▶ **WORK TO COMPLETE**
Convert the data into a numbered list, starting at its first line and continuing through the line containing "bar-1985 — [232, 1175, 270, 1224]". Leave out any blank lines.

(Element box annotations)
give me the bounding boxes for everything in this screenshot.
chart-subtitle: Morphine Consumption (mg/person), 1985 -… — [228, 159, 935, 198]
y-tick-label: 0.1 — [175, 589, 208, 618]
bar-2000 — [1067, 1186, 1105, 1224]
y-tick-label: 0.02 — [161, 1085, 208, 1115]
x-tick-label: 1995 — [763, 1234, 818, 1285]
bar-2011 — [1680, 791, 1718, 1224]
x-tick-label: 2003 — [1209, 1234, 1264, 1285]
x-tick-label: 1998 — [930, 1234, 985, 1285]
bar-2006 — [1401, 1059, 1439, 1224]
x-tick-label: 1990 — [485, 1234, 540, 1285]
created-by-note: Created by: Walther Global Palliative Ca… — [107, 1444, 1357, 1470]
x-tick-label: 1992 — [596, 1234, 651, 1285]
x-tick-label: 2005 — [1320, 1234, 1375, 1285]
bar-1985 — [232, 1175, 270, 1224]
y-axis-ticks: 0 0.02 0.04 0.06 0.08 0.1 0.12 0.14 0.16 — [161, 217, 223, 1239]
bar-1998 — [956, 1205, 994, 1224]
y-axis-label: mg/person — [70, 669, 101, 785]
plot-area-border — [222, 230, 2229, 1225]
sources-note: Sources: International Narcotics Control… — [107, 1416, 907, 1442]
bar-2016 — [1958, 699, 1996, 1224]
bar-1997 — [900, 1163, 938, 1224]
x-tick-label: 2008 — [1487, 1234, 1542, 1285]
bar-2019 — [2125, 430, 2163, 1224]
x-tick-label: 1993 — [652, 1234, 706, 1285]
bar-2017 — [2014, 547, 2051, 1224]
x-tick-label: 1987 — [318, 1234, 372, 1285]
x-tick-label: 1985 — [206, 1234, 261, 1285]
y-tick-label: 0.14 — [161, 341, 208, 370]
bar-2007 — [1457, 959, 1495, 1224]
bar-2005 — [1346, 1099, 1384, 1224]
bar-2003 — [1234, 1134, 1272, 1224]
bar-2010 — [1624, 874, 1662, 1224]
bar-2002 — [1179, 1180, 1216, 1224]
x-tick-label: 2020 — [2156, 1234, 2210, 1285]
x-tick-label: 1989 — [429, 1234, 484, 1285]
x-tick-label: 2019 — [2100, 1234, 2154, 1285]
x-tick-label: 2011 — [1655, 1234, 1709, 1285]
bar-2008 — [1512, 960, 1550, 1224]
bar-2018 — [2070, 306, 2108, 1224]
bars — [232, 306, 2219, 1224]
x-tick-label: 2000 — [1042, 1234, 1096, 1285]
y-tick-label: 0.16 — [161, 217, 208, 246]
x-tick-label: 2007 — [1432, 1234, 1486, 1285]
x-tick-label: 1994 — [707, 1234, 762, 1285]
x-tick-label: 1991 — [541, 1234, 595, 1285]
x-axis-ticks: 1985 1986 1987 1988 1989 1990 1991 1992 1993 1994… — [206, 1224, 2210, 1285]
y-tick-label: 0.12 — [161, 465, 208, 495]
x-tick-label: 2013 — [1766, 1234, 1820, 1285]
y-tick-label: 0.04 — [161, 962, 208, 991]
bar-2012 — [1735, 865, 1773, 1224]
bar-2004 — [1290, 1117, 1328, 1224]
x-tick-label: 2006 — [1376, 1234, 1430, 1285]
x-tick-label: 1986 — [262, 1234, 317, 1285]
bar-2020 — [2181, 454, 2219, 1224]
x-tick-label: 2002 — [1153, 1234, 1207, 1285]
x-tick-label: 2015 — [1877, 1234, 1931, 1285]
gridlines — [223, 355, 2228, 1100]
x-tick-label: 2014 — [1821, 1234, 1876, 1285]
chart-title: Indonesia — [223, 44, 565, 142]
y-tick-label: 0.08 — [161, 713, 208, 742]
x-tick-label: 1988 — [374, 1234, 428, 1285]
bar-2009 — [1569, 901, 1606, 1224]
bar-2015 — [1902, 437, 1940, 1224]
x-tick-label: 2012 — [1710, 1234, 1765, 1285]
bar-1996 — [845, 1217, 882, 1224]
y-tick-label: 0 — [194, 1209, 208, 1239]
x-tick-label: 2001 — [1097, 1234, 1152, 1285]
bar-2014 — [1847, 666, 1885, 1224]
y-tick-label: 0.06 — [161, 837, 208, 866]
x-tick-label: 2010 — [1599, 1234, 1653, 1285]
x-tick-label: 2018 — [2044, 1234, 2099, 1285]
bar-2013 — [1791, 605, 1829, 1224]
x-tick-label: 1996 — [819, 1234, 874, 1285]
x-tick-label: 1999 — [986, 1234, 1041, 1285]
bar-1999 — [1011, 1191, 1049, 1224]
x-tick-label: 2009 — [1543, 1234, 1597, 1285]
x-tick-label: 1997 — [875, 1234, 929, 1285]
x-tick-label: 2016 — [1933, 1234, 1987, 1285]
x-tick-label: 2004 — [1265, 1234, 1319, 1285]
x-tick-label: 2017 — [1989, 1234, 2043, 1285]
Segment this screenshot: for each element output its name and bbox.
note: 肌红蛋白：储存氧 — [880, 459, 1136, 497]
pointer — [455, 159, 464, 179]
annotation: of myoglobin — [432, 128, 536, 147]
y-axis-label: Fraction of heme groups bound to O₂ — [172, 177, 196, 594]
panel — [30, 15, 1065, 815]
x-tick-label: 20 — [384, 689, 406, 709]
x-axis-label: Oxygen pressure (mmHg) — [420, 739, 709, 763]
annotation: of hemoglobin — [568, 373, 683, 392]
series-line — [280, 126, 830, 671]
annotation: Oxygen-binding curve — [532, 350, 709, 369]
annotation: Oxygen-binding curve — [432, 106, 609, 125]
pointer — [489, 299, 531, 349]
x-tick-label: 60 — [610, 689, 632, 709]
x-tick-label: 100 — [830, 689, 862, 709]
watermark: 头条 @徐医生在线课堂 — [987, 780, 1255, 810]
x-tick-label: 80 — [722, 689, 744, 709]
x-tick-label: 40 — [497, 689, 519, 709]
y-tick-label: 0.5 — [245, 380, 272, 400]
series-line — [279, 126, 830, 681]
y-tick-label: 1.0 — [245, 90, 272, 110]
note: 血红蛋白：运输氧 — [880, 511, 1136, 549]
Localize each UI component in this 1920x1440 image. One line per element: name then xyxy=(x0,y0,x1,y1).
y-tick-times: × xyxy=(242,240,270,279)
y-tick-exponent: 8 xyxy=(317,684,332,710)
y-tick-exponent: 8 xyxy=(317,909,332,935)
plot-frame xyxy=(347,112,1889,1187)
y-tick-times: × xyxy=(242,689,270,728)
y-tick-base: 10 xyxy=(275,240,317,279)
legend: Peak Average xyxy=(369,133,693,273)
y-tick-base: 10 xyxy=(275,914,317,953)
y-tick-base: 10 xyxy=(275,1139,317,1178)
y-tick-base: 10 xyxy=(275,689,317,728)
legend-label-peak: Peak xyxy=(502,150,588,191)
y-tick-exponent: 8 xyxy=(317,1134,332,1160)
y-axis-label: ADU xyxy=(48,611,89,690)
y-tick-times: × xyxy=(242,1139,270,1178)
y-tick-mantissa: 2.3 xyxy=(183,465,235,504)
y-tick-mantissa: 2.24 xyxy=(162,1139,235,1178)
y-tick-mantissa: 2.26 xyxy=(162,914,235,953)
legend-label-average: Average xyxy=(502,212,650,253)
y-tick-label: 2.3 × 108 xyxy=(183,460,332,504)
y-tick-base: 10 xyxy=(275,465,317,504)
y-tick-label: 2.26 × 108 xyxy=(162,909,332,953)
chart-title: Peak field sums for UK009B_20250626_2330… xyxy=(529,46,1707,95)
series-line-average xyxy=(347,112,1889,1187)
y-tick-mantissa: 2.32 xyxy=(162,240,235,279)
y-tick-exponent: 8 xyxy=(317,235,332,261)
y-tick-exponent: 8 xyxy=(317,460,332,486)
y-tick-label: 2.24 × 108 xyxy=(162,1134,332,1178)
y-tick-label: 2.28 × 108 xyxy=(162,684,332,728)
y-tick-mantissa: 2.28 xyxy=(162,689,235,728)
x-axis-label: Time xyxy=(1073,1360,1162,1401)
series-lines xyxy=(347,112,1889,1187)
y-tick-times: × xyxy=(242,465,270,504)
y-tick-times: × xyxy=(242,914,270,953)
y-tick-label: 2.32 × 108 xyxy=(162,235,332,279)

▶ **FINISHED EXERCISE**
1. give me the bounding boxes for everything in this screenshot.
2. chart-subtitle: Morphine Consumption (mg/person), 1985 -… — [228, 159, 935, 198]
3. y-tick-label: 0.1 — [175, 589, 208, 618]
4. bar-2000 — [1067, 1186, 1105, 1224]
5. y-tick-label: 0.02 — [161, 1085, 208, 1115]
6. x-tick-label: 1995 — [763, 1234, 818, 1285]
7. bar-2011 — [1680, 791, 1718, 1224]
8. x-tick-label: 2003 — [1209, 1234, 1264, 1285]
9. x-tick-label: 1998 — [930, 1234, 985, 1285]
10. bar-2006 — [1401, 1059, 1439, 1224]
11. x-tick-label: 1990 — [485, 1234, 540, 1285]
12. created-by-note: Created by: Walther Global Palliative Ca… — [107, 1444, 1357, 1470]
13. x-tick-label: 1992 — [596, 1234, 651, 1285]
14. x-tick-label: 2005 — [1320, 1234, 1375, 1285]
15. bar-1985 — [232, 1175, 270, 1224]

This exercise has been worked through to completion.